Short task
Pull every line with the word "houses" out of the entries below.

(Items from a figure collection)

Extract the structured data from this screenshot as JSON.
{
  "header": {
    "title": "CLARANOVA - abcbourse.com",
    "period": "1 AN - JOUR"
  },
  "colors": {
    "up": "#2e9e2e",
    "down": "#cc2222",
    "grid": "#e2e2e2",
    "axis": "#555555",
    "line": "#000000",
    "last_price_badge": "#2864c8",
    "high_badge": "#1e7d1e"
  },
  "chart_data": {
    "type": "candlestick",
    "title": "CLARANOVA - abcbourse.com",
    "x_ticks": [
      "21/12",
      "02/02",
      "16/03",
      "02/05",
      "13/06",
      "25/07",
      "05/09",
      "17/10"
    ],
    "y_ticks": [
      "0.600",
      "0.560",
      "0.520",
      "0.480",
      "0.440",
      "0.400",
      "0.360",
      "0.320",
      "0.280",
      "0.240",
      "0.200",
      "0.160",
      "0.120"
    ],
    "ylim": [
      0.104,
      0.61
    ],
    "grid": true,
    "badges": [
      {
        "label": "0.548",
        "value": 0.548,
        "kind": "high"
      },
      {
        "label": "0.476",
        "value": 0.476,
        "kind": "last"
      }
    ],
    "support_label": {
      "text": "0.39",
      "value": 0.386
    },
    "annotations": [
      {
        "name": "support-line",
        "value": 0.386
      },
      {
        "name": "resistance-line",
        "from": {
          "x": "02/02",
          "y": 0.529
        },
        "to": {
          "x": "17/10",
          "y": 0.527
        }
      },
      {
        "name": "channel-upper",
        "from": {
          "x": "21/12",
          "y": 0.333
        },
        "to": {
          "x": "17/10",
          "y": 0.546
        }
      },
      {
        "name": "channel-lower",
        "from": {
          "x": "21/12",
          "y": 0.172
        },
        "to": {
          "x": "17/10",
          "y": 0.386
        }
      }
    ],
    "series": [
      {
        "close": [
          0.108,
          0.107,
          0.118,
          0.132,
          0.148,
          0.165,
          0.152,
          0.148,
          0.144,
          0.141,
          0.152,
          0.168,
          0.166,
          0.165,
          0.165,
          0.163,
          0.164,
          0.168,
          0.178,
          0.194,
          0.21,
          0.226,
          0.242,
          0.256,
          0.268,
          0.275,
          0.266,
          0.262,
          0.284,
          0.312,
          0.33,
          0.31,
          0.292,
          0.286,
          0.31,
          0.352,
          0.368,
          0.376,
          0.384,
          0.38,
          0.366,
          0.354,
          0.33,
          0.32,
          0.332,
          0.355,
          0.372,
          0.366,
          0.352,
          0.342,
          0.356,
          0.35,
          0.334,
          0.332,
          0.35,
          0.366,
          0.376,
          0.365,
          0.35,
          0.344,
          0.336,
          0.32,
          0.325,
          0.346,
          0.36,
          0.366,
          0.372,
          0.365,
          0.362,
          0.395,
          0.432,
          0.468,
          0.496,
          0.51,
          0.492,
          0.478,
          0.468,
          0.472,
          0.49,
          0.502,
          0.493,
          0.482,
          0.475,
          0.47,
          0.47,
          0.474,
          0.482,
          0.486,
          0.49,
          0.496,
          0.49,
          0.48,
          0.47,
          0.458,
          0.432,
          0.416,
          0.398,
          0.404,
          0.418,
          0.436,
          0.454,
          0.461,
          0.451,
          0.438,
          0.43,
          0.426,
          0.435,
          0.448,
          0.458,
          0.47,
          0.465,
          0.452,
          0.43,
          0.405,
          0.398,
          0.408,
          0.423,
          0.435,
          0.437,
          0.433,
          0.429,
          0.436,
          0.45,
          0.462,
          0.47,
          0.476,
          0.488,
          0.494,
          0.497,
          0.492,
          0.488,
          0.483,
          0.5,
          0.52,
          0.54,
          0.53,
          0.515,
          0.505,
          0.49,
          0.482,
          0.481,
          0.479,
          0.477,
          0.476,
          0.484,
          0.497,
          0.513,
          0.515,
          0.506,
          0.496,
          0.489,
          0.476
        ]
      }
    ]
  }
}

...

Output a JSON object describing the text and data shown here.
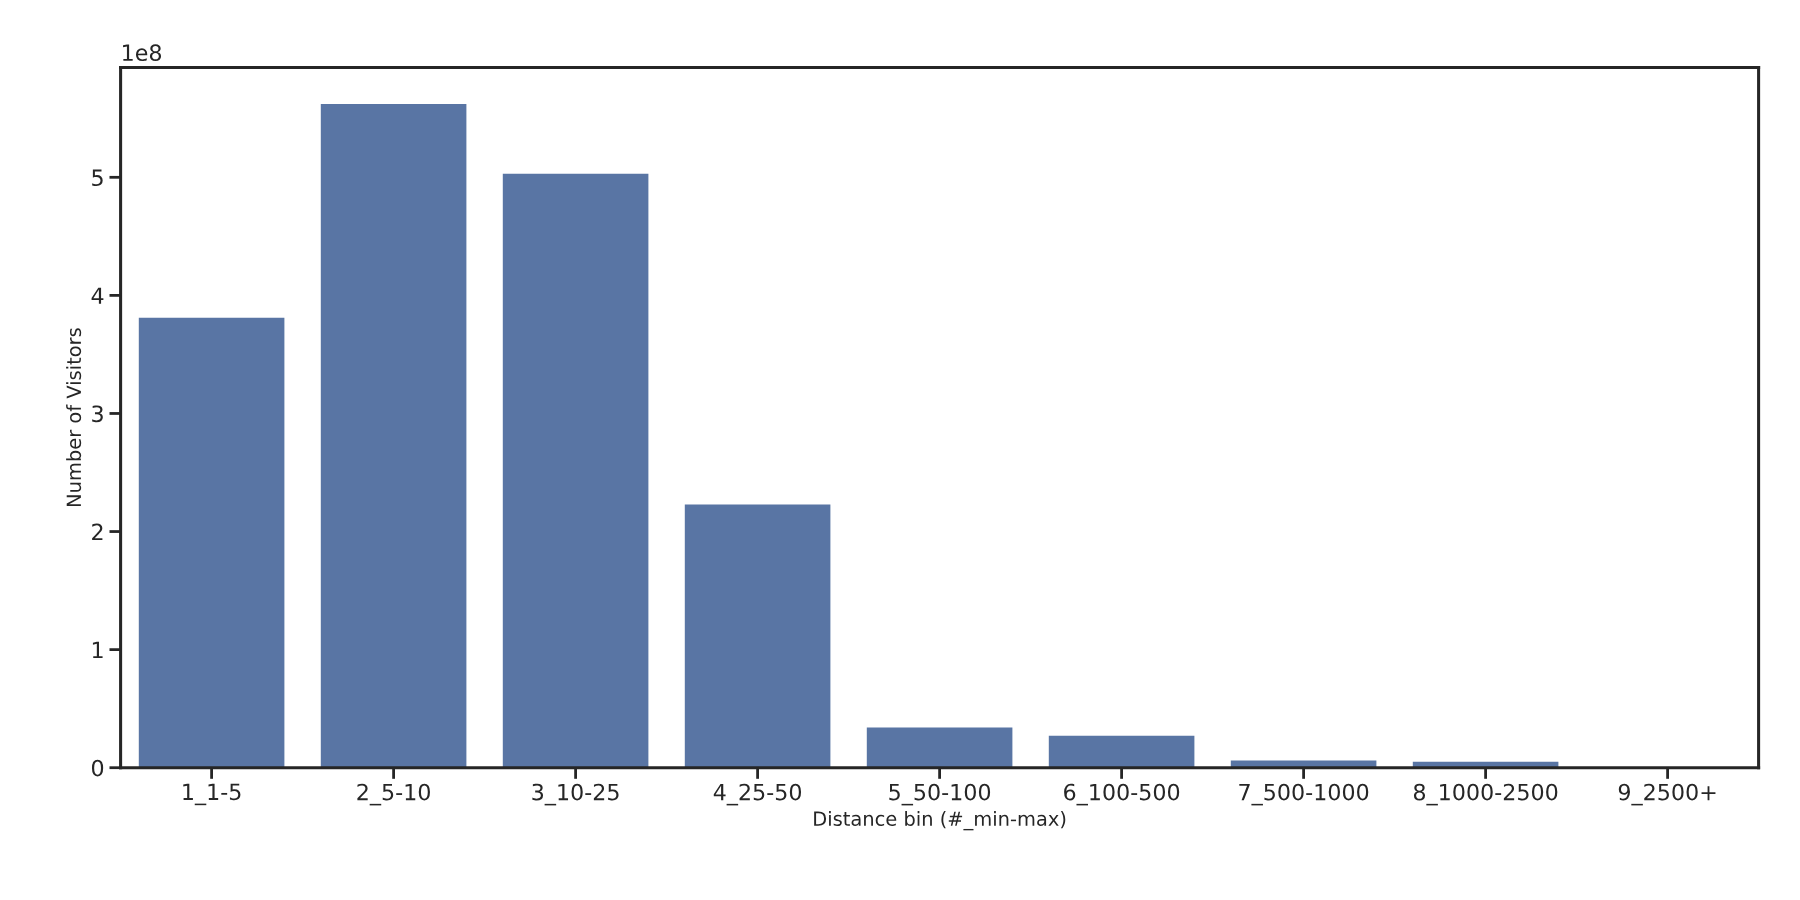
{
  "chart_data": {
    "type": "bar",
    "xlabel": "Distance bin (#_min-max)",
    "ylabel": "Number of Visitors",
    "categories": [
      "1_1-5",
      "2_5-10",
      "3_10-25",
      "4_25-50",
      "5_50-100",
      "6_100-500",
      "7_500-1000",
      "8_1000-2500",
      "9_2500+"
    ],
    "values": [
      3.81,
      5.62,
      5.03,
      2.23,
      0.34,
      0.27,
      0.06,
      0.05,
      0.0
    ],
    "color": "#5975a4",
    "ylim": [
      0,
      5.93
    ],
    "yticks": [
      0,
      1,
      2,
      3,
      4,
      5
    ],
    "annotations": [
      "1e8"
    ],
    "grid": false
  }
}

* * *

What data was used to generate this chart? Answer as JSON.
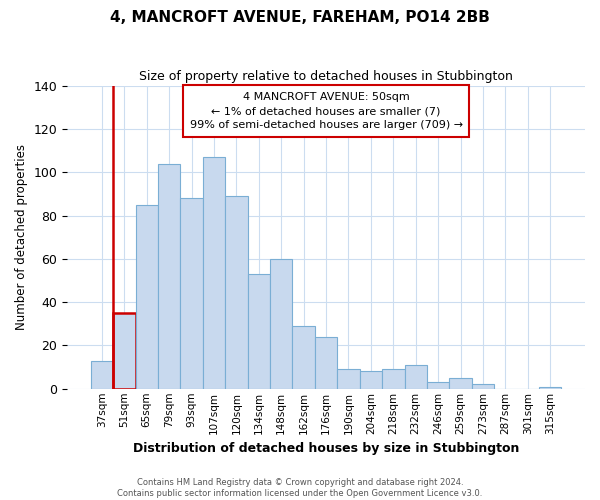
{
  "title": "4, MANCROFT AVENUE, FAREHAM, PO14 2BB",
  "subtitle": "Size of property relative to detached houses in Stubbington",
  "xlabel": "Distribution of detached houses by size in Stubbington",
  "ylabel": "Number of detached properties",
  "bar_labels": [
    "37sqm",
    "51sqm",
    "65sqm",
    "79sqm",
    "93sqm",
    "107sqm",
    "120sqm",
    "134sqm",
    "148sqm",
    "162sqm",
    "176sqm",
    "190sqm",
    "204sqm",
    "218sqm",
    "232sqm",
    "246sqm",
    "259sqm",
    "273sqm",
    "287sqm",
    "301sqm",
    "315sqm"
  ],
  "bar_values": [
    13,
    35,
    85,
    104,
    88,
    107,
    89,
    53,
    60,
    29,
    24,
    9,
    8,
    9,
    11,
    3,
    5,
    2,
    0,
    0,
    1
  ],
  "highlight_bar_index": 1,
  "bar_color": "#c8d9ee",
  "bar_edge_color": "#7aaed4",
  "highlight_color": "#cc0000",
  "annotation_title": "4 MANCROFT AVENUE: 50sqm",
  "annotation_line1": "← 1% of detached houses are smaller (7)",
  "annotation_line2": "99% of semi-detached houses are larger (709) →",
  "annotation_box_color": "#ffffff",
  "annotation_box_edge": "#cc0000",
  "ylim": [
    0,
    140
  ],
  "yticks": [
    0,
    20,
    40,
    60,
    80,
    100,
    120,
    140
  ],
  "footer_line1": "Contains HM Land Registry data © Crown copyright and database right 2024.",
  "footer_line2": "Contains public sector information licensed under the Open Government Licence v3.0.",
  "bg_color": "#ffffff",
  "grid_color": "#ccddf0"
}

Problem solution
  "subtitle": "Size of property relative to detached houses in Stubbington",
  "xlabel": "Distribution of detached houses by size in Stubbington",
  "annotation_line1": "← 1% of detached houses are smaller (7)",
  "annotation_line2": "99% of semi-detached houses are larger (709) →",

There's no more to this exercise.